==== Extracted data ====

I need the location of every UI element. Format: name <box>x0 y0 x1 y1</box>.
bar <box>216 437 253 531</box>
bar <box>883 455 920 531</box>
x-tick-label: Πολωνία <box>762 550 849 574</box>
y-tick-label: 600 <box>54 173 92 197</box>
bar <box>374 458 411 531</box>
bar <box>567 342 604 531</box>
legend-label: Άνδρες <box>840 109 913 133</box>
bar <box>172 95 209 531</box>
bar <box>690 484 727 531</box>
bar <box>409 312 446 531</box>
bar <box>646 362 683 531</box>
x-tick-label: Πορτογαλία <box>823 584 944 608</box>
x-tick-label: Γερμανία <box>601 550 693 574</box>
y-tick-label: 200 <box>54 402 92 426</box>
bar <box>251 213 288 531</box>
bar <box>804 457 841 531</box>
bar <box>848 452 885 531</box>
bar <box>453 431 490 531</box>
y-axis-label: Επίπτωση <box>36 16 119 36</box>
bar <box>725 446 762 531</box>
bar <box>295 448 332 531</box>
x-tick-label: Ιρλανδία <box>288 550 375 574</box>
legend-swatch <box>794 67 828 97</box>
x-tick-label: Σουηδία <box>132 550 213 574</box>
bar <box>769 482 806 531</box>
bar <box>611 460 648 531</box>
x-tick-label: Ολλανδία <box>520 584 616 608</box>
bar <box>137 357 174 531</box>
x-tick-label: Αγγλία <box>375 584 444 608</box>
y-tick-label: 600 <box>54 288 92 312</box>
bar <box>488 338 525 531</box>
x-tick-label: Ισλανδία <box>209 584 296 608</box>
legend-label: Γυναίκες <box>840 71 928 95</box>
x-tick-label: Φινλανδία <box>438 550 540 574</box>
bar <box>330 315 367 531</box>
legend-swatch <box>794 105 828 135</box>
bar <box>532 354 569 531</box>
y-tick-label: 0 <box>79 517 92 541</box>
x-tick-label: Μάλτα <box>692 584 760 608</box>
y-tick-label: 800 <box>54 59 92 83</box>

====
==== Extracted data ====

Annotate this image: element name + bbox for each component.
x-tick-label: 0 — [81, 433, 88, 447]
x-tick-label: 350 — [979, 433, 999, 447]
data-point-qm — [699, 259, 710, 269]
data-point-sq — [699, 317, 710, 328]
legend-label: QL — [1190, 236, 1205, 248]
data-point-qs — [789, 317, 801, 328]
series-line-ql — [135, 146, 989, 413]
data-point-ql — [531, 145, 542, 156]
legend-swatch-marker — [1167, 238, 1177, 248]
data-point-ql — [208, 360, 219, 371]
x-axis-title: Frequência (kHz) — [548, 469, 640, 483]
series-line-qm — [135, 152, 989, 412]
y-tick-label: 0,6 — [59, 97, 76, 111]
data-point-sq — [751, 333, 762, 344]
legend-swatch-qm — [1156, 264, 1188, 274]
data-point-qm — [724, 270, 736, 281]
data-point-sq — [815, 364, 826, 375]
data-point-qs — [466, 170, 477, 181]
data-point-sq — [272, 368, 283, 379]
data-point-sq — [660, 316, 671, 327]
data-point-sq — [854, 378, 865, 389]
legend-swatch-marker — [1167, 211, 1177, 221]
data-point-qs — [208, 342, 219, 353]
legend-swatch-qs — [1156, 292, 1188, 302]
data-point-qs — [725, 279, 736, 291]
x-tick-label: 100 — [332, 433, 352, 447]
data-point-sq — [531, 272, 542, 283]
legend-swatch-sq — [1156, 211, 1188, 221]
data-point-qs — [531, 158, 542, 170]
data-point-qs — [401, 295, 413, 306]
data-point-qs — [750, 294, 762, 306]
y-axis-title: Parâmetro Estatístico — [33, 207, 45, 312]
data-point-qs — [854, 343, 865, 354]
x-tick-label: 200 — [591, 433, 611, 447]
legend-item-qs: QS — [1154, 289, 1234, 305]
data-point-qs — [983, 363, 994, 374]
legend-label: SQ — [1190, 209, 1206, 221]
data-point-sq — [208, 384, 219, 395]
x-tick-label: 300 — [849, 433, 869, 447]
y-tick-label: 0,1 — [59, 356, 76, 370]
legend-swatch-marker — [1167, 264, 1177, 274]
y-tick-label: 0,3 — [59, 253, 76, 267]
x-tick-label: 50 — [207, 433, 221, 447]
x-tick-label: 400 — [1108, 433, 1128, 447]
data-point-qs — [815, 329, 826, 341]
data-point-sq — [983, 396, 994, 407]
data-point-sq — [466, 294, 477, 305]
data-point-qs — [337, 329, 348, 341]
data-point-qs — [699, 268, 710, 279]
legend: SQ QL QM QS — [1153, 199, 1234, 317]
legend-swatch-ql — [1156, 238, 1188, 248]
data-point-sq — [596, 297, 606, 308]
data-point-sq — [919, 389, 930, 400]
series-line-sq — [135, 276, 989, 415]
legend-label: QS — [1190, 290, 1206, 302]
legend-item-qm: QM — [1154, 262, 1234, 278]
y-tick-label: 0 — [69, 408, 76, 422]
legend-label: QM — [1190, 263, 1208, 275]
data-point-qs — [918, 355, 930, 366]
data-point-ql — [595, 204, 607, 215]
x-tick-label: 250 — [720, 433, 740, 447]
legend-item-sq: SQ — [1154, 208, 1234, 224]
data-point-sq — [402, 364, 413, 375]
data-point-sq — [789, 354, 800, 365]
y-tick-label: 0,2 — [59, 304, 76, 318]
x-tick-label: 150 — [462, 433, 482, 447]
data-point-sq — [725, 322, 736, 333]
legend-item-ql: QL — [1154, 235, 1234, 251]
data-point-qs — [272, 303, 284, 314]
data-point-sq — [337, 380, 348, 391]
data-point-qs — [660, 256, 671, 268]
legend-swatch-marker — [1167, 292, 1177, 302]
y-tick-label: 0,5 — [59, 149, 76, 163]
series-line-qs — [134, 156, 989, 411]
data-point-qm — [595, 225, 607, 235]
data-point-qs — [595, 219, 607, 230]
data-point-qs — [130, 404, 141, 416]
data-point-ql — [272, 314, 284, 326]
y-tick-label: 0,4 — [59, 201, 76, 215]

====
==== Extracted data ====

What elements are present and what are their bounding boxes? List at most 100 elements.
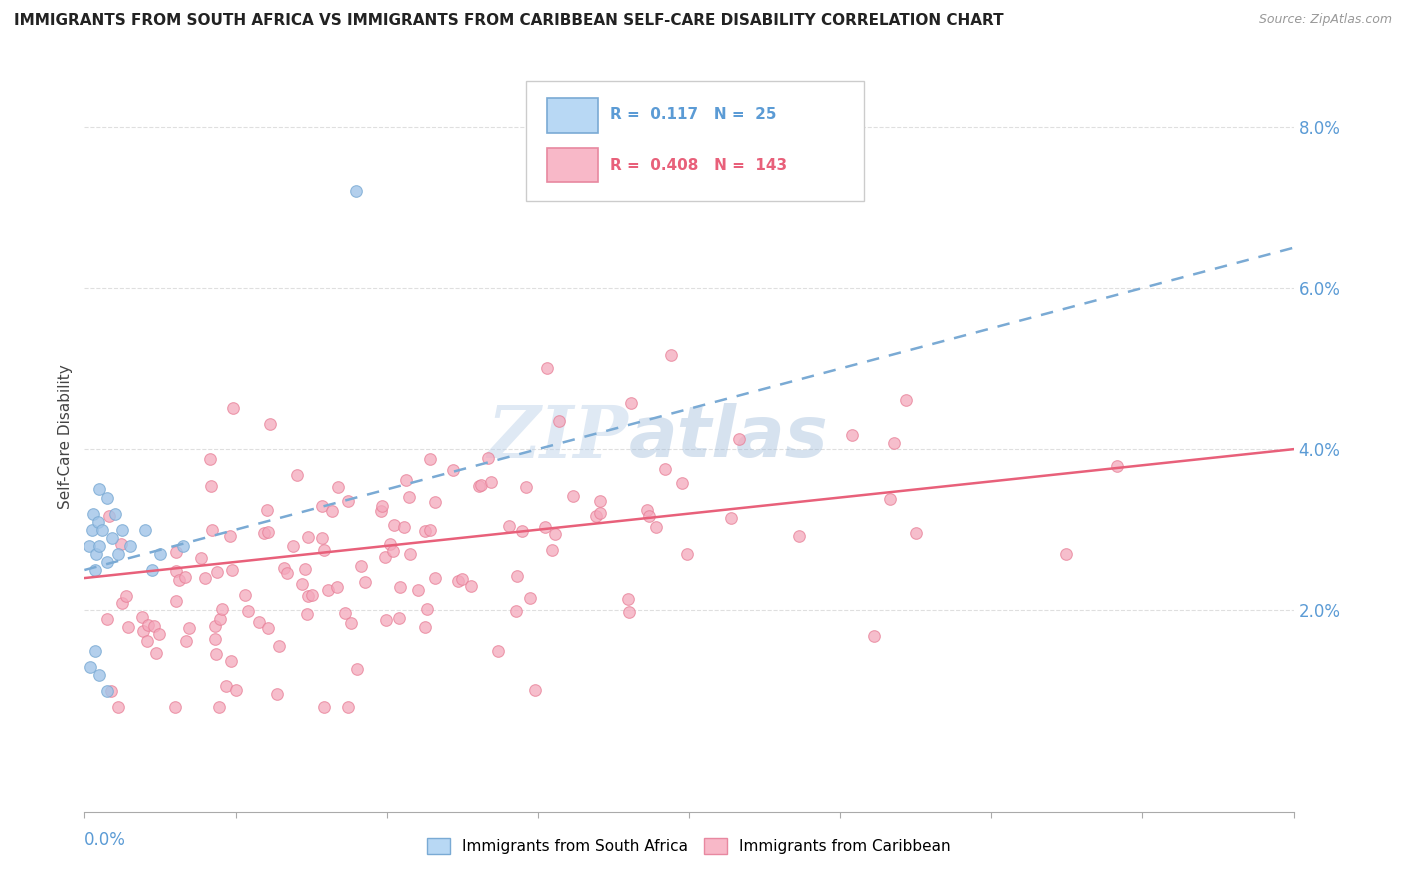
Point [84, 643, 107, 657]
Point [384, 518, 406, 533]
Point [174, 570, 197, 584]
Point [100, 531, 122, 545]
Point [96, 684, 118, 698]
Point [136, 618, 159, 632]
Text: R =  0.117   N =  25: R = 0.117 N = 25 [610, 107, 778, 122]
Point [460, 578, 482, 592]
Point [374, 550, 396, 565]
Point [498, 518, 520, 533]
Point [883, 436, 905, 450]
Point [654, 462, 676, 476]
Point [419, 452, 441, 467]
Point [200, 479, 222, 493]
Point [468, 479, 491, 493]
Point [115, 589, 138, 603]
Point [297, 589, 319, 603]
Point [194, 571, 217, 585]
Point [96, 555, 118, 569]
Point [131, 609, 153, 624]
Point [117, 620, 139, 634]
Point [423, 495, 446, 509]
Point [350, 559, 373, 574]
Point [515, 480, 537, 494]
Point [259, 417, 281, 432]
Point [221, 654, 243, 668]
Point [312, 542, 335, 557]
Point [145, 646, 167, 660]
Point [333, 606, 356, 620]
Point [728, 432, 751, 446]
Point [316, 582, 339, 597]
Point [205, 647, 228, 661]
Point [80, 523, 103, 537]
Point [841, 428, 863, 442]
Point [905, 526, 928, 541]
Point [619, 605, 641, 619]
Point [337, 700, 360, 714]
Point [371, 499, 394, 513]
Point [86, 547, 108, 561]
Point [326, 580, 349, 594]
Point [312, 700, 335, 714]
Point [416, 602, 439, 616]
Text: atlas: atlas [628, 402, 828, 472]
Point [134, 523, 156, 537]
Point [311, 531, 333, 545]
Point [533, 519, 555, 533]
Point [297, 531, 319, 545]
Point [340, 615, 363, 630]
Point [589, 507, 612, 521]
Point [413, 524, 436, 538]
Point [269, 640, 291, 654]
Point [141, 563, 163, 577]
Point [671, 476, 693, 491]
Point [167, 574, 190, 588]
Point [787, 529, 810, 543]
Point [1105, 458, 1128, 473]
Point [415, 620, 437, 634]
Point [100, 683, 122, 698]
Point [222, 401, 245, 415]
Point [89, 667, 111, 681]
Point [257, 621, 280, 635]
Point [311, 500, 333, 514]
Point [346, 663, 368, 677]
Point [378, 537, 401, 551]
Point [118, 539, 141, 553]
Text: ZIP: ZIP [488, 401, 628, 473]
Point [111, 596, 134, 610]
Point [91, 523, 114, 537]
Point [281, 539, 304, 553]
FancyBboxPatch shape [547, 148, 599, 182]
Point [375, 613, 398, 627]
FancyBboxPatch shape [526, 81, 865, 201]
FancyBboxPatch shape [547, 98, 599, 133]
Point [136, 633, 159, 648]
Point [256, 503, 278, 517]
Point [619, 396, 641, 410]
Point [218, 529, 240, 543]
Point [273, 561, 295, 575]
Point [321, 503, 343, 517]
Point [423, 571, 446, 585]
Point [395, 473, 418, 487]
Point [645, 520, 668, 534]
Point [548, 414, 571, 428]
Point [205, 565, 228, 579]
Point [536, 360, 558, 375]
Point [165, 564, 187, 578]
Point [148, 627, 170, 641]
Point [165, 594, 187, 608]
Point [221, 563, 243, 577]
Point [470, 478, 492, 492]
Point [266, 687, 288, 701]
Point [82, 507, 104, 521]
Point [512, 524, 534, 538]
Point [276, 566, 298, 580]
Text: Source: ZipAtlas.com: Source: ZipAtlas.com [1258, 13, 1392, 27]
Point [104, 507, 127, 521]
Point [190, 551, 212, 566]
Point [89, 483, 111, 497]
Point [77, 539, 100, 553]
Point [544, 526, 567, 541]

====

● What you will do: Could you write out the lines again, starting at the line that has "I need the location" and stopping after the one with "bar <box>172 95 209 531</box>", and in them swap "bar" for "column" while leaving everything else untouched?

● Exercise output:
I need the location of every UI element. Format: name <box>x0 y0 x1 y1</box>.
column <box>216 437 253 531</box>
column <box>883 455 920 531</box>
x-tick-label: Πολωνία <box>762 550 849 574</box>
y-tick-label: 600 <box>54 173 92 197</box>
column <box>374 458 411 531</box>
column <box>567 342 604 531</box>
legend-label: Άνδρες <box>840 109 913 133</box>
column <box>172 95 209 531</box>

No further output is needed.